[Data excerpts]
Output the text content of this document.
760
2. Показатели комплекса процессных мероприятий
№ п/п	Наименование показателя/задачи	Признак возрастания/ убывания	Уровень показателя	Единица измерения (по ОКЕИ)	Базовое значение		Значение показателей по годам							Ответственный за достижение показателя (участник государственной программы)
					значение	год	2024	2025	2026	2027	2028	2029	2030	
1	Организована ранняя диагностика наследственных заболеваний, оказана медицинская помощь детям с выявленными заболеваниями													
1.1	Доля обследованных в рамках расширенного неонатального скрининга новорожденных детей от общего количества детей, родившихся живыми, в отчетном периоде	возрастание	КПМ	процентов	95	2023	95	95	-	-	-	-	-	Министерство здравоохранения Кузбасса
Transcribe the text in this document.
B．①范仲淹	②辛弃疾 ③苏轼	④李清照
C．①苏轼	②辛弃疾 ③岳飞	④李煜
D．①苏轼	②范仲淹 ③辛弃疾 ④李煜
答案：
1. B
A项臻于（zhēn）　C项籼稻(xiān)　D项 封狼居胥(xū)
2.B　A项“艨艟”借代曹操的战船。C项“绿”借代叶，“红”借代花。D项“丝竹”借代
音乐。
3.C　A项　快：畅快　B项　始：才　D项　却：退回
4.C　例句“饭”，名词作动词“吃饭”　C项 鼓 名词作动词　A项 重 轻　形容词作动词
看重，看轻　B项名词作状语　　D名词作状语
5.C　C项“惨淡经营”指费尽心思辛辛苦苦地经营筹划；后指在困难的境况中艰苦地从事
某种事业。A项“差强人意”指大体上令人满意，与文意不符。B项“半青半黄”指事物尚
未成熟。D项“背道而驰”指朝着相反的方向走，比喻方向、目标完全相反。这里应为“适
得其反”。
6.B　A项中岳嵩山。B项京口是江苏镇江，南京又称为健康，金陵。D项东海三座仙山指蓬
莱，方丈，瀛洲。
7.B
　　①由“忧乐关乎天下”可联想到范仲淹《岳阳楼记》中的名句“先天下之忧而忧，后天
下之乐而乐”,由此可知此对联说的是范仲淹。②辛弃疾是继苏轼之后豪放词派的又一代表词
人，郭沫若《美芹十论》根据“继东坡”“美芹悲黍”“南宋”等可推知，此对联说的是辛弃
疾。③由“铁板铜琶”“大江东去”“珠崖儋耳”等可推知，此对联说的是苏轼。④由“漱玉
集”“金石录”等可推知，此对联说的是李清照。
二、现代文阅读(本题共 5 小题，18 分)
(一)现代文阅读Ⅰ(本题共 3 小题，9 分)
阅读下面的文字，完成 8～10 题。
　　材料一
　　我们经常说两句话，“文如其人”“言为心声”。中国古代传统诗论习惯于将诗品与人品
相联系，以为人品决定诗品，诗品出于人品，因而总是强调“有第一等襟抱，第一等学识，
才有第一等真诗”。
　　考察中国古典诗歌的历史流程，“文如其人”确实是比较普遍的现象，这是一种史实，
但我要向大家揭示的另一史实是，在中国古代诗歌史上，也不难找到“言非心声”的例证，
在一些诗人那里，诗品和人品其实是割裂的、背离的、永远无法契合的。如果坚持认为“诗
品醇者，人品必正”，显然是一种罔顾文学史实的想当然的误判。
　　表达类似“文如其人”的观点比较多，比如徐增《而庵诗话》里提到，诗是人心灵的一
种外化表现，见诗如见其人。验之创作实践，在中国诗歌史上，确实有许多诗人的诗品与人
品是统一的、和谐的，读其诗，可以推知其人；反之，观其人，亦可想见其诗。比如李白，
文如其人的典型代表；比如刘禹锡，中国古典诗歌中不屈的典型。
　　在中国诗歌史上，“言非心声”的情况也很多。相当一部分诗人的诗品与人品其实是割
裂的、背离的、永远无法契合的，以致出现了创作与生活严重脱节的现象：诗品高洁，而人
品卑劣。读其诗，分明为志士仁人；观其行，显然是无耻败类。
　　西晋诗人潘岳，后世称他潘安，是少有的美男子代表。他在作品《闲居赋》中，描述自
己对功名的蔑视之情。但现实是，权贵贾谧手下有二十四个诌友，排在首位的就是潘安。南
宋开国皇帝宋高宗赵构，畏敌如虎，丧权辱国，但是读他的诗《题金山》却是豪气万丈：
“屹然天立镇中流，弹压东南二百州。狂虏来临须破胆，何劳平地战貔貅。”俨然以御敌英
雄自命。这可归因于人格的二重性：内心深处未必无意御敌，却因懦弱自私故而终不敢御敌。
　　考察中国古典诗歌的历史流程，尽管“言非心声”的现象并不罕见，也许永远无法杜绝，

**To be done:**
Every line in the data that holds "text" should be copied out.

**Result of this task:**
Output the text content of this document.
Transcribe the text in this document.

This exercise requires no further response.